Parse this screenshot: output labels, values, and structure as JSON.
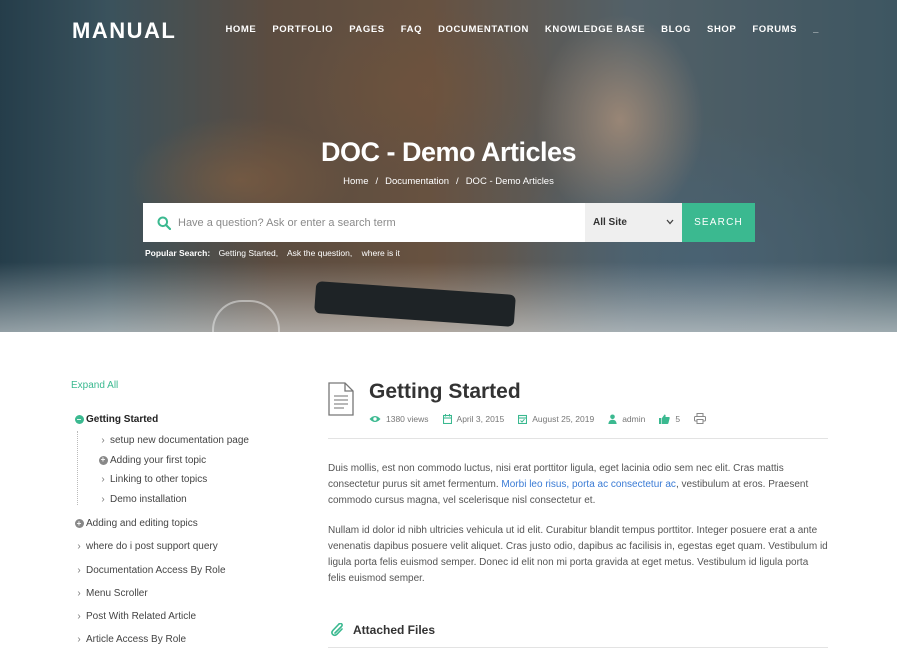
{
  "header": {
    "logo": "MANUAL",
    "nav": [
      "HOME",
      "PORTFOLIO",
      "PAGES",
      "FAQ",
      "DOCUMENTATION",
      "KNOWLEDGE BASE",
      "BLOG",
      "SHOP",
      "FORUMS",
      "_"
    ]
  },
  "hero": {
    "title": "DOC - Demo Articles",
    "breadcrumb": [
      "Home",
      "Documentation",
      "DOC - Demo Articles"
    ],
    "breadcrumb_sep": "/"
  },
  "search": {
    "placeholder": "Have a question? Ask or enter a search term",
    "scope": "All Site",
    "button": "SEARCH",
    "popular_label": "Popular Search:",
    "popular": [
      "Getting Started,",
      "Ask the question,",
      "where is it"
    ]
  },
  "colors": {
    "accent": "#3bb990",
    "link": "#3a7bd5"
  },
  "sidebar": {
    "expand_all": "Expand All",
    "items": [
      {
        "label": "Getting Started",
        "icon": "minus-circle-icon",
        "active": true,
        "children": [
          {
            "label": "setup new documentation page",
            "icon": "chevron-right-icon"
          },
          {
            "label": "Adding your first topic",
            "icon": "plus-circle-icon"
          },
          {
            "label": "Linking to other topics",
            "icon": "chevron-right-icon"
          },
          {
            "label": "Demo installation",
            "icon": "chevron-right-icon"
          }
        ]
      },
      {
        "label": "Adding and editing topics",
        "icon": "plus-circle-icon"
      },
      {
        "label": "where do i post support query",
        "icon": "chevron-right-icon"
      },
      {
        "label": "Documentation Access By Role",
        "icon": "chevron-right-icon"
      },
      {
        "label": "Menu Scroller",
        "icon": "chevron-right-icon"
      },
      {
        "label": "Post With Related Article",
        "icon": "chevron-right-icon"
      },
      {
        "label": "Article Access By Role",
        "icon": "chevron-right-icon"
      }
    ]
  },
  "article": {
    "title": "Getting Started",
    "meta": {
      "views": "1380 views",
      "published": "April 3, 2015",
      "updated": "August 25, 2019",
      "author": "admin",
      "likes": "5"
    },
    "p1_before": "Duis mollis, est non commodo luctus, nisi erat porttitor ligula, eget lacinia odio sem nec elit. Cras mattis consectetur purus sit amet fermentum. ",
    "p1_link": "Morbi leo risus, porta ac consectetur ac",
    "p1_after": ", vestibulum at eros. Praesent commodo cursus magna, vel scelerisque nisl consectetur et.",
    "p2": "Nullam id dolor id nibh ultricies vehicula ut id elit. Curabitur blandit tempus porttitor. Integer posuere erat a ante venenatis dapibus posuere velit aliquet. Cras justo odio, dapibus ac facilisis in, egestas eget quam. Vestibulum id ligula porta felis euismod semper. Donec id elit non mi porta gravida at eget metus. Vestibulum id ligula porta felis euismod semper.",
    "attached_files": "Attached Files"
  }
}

--

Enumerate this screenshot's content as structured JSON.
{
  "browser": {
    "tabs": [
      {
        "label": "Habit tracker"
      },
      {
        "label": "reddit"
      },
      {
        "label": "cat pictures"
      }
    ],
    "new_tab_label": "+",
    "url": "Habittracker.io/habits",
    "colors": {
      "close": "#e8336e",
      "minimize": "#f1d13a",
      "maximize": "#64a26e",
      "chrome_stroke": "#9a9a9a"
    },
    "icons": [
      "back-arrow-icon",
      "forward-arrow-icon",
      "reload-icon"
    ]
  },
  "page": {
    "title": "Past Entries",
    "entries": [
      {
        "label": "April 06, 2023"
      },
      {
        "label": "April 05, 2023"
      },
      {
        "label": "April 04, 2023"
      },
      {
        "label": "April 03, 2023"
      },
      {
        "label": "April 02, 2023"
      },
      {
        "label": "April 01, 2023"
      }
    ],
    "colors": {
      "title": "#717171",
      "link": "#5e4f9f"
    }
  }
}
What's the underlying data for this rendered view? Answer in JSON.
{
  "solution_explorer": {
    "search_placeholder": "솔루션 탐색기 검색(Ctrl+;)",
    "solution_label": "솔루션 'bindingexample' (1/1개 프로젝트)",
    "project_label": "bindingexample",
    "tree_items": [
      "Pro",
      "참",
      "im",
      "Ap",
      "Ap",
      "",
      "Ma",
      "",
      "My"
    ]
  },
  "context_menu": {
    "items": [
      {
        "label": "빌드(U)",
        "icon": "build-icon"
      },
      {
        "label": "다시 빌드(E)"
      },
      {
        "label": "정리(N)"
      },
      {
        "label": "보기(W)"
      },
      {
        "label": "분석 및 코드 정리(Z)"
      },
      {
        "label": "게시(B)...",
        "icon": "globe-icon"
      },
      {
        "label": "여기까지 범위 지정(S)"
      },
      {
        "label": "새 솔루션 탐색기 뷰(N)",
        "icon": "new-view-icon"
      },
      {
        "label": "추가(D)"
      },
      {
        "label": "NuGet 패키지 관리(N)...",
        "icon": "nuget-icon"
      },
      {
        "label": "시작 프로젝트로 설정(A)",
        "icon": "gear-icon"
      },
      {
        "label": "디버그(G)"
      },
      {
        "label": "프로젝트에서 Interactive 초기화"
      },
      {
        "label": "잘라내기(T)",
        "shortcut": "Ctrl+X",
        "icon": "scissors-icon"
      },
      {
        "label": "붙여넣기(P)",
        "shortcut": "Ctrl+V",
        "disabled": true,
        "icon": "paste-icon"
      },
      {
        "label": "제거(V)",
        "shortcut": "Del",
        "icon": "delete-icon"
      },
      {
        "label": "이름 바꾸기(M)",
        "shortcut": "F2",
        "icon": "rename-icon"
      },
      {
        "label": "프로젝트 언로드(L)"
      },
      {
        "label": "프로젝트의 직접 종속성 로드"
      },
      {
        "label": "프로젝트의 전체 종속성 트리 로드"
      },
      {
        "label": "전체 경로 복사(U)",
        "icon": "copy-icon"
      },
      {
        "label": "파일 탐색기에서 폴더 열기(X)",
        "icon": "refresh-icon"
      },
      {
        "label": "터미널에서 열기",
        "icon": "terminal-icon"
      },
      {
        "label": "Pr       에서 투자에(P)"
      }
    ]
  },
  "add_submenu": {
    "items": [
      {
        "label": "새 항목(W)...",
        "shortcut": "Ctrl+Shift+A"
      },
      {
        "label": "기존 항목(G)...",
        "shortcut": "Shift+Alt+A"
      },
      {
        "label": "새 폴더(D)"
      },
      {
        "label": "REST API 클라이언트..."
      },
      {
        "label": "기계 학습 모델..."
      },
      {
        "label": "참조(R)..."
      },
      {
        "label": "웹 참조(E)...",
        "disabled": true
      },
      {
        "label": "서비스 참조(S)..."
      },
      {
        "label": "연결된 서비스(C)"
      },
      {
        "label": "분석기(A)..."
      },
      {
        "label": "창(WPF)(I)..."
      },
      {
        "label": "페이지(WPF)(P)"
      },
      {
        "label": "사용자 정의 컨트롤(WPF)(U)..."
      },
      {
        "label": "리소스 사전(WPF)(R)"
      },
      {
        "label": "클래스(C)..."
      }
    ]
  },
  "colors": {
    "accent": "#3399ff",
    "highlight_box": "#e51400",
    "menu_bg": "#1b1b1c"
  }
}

**Given task**
Find each line holding the word "Demo" and copy it.

**Result of this task**
    "title": "DOC - Demo Articles",
      "DOC - Demo Articles"
            "label": "Demo installation",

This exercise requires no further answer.